Stored rows:
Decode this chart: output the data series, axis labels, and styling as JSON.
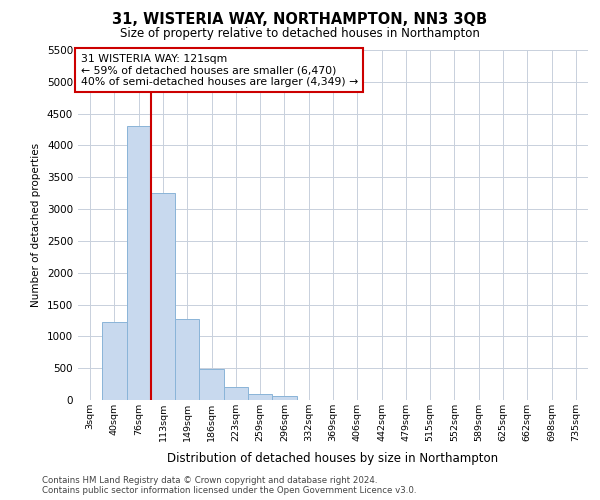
{
  "title": "31, WISTERIA WAY, NORTHAMPTON, NN3 3QB",
  "subtitle": "Size of property relative to detached houses in Northampton",
  "xlabel": "Distribution of detached houses by size in Northampton",
  "ylabel": "Number of detached properties",
  "footnote": "Contains HM Land Registry data © Crown copyright and database right 2024.\nContains public sector information licensed under the Open Government Licence v3.0.",
  "bar_color": "#c8d9ee",
  "bar_edge_color": "#8ab4d8",
  "grid_color": "#c8d0dc",
  "vline_color": "#cc0000",
  "vline_x_index": 3,
  "annotation_box_color": "#cc0000",
  "annotation_text": "31 WISTERIA WAY: 121sqm\n← 59% of detached houses are smaller (6,470)\n40% of semi-detached houses are larger (4,349) →",
  "categories": [
    "3sqm",
    "40sqm",
    "76sqm",
    "113sqm",
    "149sqm",
    "186sqm",
    "223sqm",
    "259sqm",
    "296sqm",
    "332sqm",
    "369sqm",
    "406sqm",
    "442sqm",
    "479sqm",
    "515sqm",
    "552sqm",
    "589sqm",
    "625sqm",
    "662sqm",
    "698sqm",
    "735sqm"
  ],
  "values": [
    0,
    1230,
    4300,
    3250,
    1270,
    480,
    210,
    100,
    70,
    0,
    0,
    0,
    0,
    0,
    0,
    0,
    0,
    0,
    0,
    0,
    0
  ],
  "ylim": [
    0,
    5500
  ],
  "yticks": [
    0,
    500,
    1000,
    1500,
    2000,
    2500,
    3000,
    3500,
    4000,
    4500,
    5000,
    5500
  ],
  "background_color": "#ffffff",
  "fig_width": 6.0,
  "fig_height": 5.0
}
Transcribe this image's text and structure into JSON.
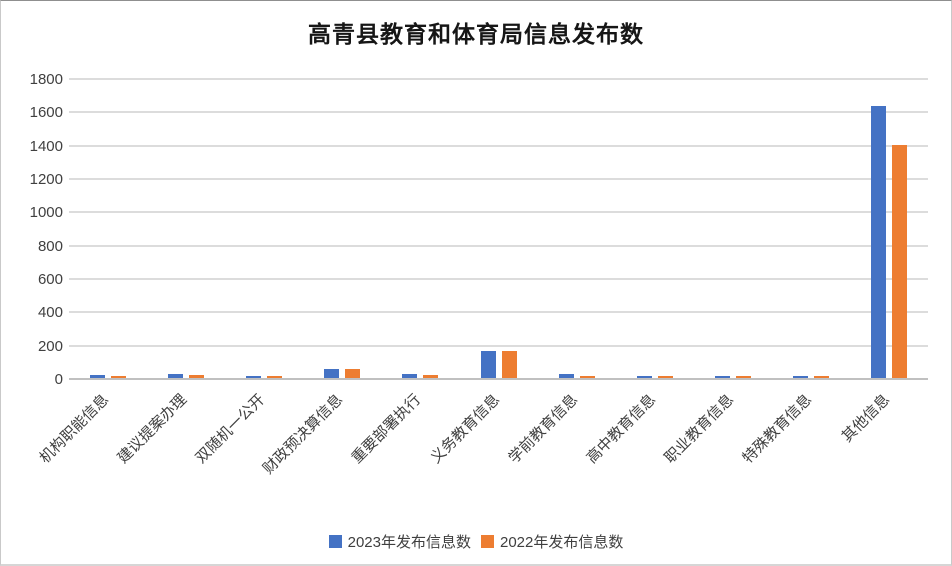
{
  "chart_data": {
    "type": "bar",
    "title": "高青县教育和体育局信息发布数",
    "categories": [
      "机构职能信息",
      "建议提案办理",
      "双随机一公开",
      "财政预决算信息",
      "重要部署执行",
      "义务教育信息",
      "学前教育信息",
      "高中教育信息",
      "职业教育信息",
      "特殊教育信息",
      "其他信息"
    ],
    "series": [
      {
        "name": "2023年发布信息数",
        "color": "#4472C4",
        "values": [
          20,
          25,
          12,
          55,
          22,
          165,
          22,
          13,
          13,
          13,
          1630
        ]
      },
      {
        "name": "2022年发布信息数",
        "color": "#ED7D31",
        "values": [
          12,
          20,
          10,
          52,
          20,
          165,
          12,
          12,
          12,
          12,
          1400
        ]
      }
    ],
    "xlabel": "",
    "ylabel": "",
    "ylim": [
      0,
      1800
    ],
    "y_ticks": [
      0,
      200,
      400,
      600,
      800,
      1000,
      1200,
      1400,
      1600,
      1800
    ],
    "grid": true,
    "legend_position": "bottom",
    "colors": {
      "gridline": "#dcdcdc",
      "axisline": "#c0c0c0",
      "tick_text": "#404040",
      "title_text": "#161616",
      "background": "#ffffff"
    }
  }
}
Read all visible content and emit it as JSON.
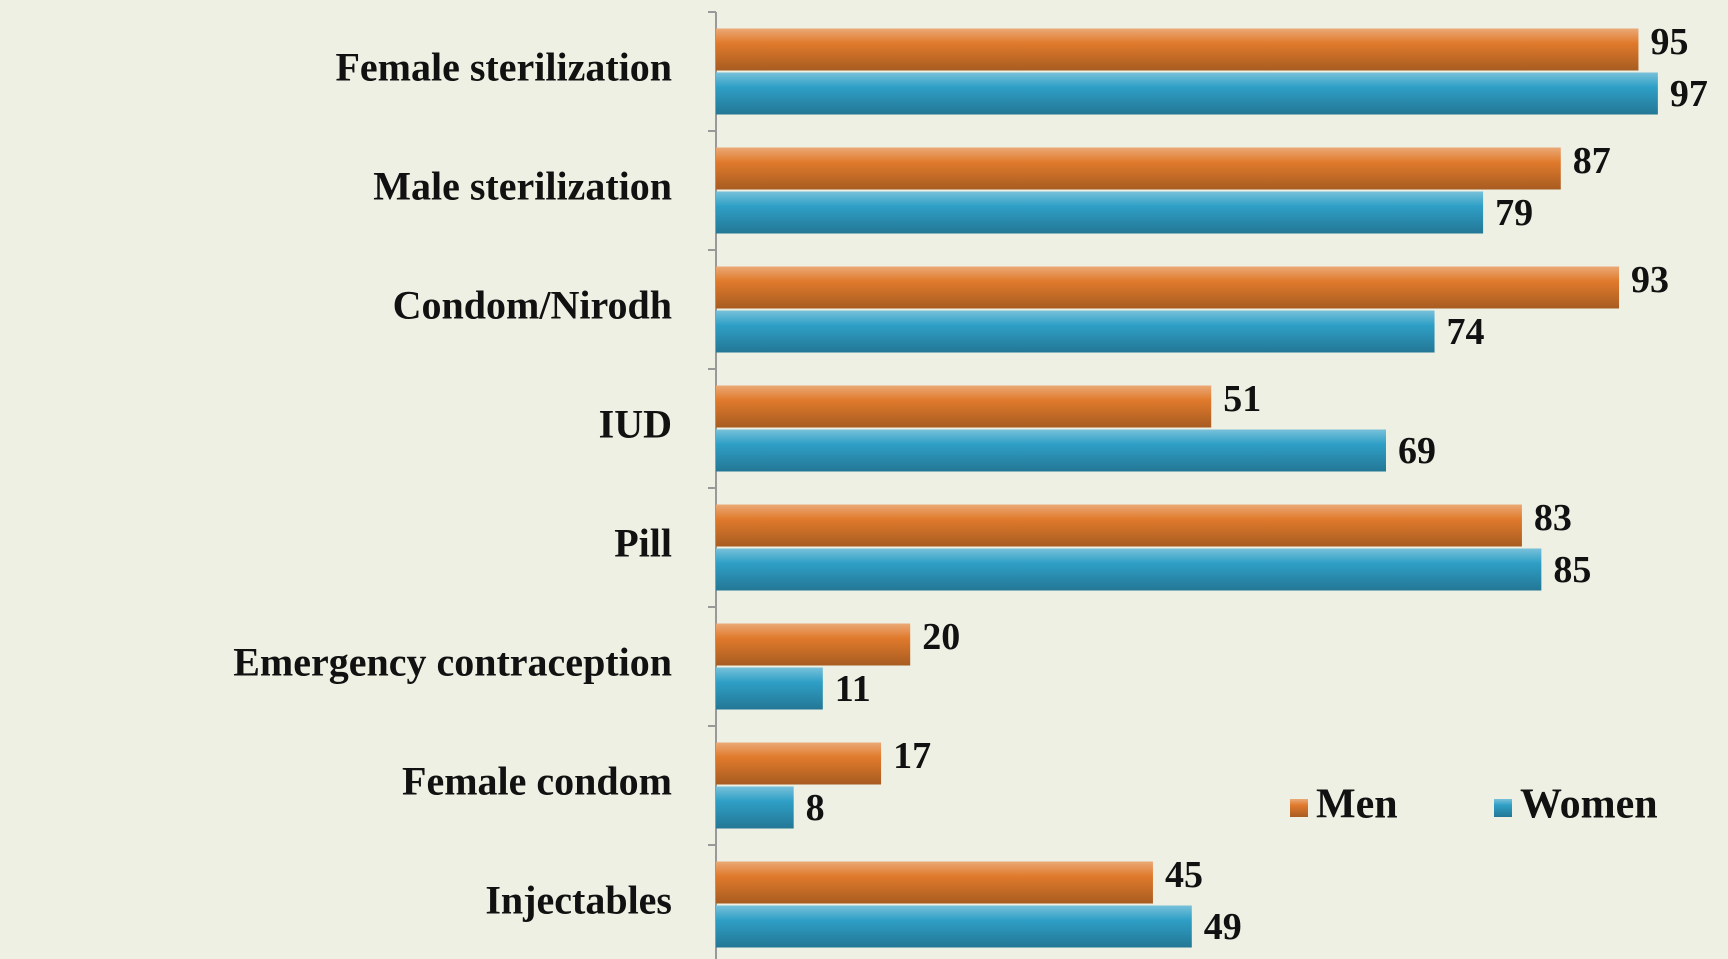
{
  "chart_data": {
    "type": "bar",
    "orientation": "horizontal",
    "categories": [
      "Female sterilization",
      "Male sterilization",
      "Condom/Nirodh",
      "IUD",
      "Pill",
      "Emergency contraception",
      "Female condom",
      "Injectables"
    ],
    "series": [
      {
        "name": "Men",
        "color": "#e07a2c",
        "values": [
          95,
          87,
          93,
          51,
          83,
          20,
          17,
          45
        ]
      },
      {
        "name": "Women",
        "color": "#2f9fc6",
        "values": [
          97,
          79,
          74,
          69,
          85,
          11,
          8,
          49
        ]
      }
    ],
    "xlim": [
      0,
      100
    ],
    "legend": "bottom-right"
  }
}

What is expected:
Pick out the lines containing the string "JSON".

Result:
Decode this chart: output the data series, axis labels, and styling as JSON.
Transcribe this image's text and structure into JSON.
Read all visible content and emit it as JSON.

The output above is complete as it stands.